◆ Task description: Locate all lines with the word "сельсовет" and copy them out.

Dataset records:
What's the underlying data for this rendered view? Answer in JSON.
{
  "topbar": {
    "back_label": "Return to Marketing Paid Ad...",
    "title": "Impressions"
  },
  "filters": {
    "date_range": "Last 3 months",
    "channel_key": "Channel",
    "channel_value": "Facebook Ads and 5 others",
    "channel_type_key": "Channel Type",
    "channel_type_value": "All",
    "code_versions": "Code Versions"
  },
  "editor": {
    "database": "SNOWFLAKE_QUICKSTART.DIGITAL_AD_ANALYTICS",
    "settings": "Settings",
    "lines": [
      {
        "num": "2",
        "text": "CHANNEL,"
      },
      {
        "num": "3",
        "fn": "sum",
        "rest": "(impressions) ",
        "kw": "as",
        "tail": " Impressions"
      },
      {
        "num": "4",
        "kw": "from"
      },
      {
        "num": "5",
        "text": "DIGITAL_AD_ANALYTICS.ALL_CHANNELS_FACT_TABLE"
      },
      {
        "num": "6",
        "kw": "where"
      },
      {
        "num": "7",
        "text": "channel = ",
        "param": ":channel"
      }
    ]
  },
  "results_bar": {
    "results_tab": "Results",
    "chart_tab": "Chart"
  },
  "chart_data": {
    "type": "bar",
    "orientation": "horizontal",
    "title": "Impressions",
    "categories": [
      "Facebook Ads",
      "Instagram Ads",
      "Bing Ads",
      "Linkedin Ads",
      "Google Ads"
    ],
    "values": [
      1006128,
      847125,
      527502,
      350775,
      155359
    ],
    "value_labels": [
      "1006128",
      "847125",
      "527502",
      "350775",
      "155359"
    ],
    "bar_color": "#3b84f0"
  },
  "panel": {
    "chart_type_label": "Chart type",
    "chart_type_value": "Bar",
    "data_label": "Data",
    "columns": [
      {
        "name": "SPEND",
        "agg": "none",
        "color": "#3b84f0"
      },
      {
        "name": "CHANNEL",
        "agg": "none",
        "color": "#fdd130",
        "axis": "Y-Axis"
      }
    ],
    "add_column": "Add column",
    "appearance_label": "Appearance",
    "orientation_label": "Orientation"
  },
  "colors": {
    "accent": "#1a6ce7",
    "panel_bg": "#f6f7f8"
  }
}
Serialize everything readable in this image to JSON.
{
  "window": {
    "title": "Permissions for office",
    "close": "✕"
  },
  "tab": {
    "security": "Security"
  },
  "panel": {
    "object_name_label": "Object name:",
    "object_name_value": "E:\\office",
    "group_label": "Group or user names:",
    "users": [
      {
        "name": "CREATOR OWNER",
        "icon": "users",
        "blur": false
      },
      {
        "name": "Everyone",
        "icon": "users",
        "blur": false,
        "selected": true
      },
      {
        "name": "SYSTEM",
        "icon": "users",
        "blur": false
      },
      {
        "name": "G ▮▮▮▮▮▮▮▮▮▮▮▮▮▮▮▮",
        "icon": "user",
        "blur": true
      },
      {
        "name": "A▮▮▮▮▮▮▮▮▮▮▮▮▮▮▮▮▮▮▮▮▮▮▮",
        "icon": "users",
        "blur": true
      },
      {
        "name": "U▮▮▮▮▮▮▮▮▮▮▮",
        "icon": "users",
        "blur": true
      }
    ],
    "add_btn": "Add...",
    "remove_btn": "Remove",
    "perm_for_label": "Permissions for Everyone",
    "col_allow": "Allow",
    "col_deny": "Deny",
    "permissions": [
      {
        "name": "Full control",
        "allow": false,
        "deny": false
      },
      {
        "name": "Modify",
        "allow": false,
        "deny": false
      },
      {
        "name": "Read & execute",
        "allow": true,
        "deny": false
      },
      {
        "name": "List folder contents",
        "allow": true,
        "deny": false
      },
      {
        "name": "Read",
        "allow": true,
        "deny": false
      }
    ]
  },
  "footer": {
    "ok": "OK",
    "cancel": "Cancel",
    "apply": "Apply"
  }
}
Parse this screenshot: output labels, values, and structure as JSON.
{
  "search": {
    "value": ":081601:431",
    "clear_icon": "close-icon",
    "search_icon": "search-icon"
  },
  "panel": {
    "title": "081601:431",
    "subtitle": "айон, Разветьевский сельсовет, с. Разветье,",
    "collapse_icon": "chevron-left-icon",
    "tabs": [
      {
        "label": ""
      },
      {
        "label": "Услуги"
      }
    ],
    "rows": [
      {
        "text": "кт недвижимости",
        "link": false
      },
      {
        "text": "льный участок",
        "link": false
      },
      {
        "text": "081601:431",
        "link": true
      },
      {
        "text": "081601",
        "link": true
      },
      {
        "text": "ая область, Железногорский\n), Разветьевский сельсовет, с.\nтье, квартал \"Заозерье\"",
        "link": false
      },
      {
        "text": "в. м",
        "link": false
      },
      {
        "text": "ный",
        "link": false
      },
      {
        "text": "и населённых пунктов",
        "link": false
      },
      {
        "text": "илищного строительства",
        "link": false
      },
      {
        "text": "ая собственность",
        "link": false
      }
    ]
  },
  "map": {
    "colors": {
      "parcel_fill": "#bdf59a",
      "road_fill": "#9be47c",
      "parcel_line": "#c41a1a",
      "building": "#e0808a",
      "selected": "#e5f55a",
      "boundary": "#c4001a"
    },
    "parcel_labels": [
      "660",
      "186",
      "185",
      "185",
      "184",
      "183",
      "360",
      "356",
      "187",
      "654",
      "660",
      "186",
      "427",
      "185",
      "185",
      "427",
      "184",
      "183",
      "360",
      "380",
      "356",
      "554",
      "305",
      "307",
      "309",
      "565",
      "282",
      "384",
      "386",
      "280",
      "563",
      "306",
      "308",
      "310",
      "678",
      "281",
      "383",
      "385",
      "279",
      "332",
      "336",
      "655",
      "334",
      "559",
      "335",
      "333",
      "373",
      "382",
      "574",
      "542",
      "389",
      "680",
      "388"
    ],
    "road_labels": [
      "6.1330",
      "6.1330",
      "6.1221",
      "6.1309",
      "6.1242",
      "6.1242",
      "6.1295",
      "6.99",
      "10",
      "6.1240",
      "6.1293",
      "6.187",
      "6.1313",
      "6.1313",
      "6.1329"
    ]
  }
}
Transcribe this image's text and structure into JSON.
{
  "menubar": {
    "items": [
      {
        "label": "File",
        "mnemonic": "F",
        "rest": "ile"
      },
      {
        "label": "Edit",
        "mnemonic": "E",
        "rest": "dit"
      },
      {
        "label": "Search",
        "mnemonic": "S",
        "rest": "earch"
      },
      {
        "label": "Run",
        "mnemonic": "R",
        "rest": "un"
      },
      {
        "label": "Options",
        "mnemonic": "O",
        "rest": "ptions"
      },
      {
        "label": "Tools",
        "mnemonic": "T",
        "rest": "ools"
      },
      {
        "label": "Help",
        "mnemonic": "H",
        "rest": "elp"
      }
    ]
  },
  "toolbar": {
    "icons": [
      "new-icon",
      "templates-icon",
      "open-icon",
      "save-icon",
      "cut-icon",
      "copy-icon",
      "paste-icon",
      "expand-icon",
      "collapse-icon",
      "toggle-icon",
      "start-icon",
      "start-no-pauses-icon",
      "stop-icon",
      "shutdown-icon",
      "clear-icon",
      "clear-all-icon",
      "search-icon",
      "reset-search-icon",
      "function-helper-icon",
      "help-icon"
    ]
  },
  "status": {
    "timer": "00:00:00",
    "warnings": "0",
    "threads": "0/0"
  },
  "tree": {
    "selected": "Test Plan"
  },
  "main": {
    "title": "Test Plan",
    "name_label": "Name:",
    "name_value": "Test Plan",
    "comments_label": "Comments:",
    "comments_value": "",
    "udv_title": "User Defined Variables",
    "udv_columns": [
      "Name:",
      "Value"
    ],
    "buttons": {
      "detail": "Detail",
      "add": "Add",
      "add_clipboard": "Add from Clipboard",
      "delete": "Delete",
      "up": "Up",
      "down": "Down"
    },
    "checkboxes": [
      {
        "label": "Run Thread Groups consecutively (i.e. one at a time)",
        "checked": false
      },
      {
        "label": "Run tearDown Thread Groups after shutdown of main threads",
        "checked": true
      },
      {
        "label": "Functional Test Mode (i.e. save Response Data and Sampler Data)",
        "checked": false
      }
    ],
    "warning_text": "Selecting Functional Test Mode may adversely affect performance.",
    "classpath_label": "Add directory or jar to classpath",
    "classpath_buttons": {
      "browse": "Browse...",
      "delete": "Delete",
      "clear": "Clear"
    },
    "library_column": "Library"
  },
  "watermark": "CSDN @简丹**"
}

◆ Expected answer:
    "subtitle": "айон, Разветьевский сельсовет, с. Разветье,",
        "text": "ая область, Железногорский\n), Разветьевский сельсовет, с.\nтье, квартал \"Заозерье\"",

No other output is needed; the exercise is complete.